◆ Listed records:
▶

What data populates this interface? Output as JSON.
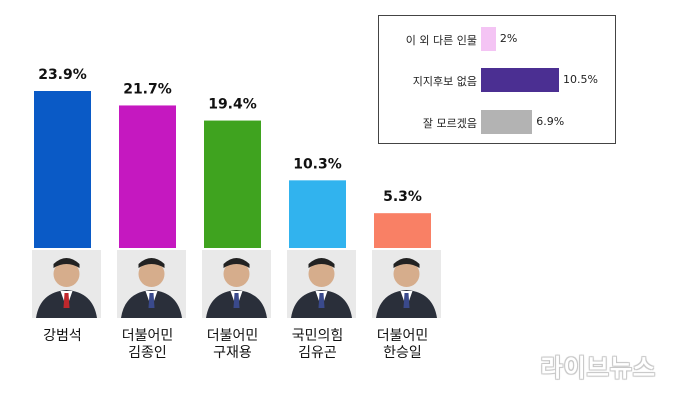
{
  "chart_data": {
    "type": "bar",
    "categories": [
      "강범석",
      "더불어민 김종인",
      "더불어민 구재용",
      "국민의힘 김유곤",
      "더불어민 한승일"
    ],
    "candidates": [
      {
        "party": "",
        "name": "강범석"
      },
      {
        "party": "더불어민",
        "name": "김종인"
      },
      {
        "party": "더불어민",
        "name": "구재용"
      },
      {
        "party": "국민의힘",
        "name": "김유곤"
      },
      {
        "party": "더불어민",
        "name": "한승일"
      }
    ],
    "values": [
      23.9,
      21.7,
      19.4,
      10.3,
      5.3
    ],
    "value_labels": [
      "23.9%",
      "21.7%",
      "19.4%",
      "10.3%",
      "5.3%"
    ],
    "colors": [
      "#0a5ac6",
      "#c518c0",
      "#3fa31f",
      "#31b3ee",
      "#f98065"
    ],
    "ylim": [
      0,
      25
    ],
    "title": "",
    "xlabel": "",
    "ylabel": "",
    "legend": {
      "placement": "top-right",
      "items": [
        {
          "label": "이 외 다른 인물",
          "value": 2,
          "value_label": "2%",
          "color": "#f4c4f4"
        },
        {
          "label": "지지후보 없음",
          "value": 10.5,
          "value_label": "10.5%",
          "color": "#4b2f92"
        },
        {
          "label": "잘 모르겠음",
          "value": 6.9,
          "value_label": "6.9%",
          "color": "#b3b3b3"
        }
      ]
    }
  },
  "watermark": "라이브뉴스"
}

◀

◆ The task: Quote the preceding listing precisely and completely, omitting its images.

◆ Answer below:
What data populates this interface? Output as JSON.
{
  "chart_data": {
    "type": "bar",
    "categories": [
      "강범석",
      "더불어민 김종인",
      "더불어민 구재용",
      "국민의힘 김유곤",
      "더불어민 한승일"
    ],
    "candidates": [
      {
        "party": "",
        "name": "강범석"
      },
      {
        "party": "더불어민",
        "name": "김종인"
      },
      {
        "party": "더불어민",
        "name": "구재용"
      },
      {
        "party": "국민의힘",
        "name": "김유곤"
      },
      {
        "party": "더불어민",
        "name": "한승일"
      }
    ],
    "values": [
      23.9,
      21.7,
      19.4,
      10.3,
      5.3
    ],
    "value_labels": [
      "23.9%",
      "21.7%",
      "19.4%",
      "10.3%",
      "5.3%"
    ],
    "colors": [
      "#0a5ac6",
      "#c518c0",
      "#3fa31f",
      "#31b3ee",
      "#f98065"
    ],
    "ylim": [
      0,
      25
    ],
    "title": "",
    "xlabel": "",
    "ylabel": "",
    "legend": {
      "placement": "top-right",
      "items": [
        {
          "label": "이 외 다른 인물",
          "value": 2,
          "value_label": "2%",
          "color": "#f4c4f4"
        },
        {
          "label": "지지후보 없음",
          "value": 10.5,
          "value_label": "10.5%",
          "color": "#4b2f92"
        },
        {
          "label": "잘 모르겠음",
          "value": 6.9,
          "value_label": "6.9%",
          "color": "#b3b3b3"
        }
      ]
    }
  },
  "watermark": "라이브뉴스"
}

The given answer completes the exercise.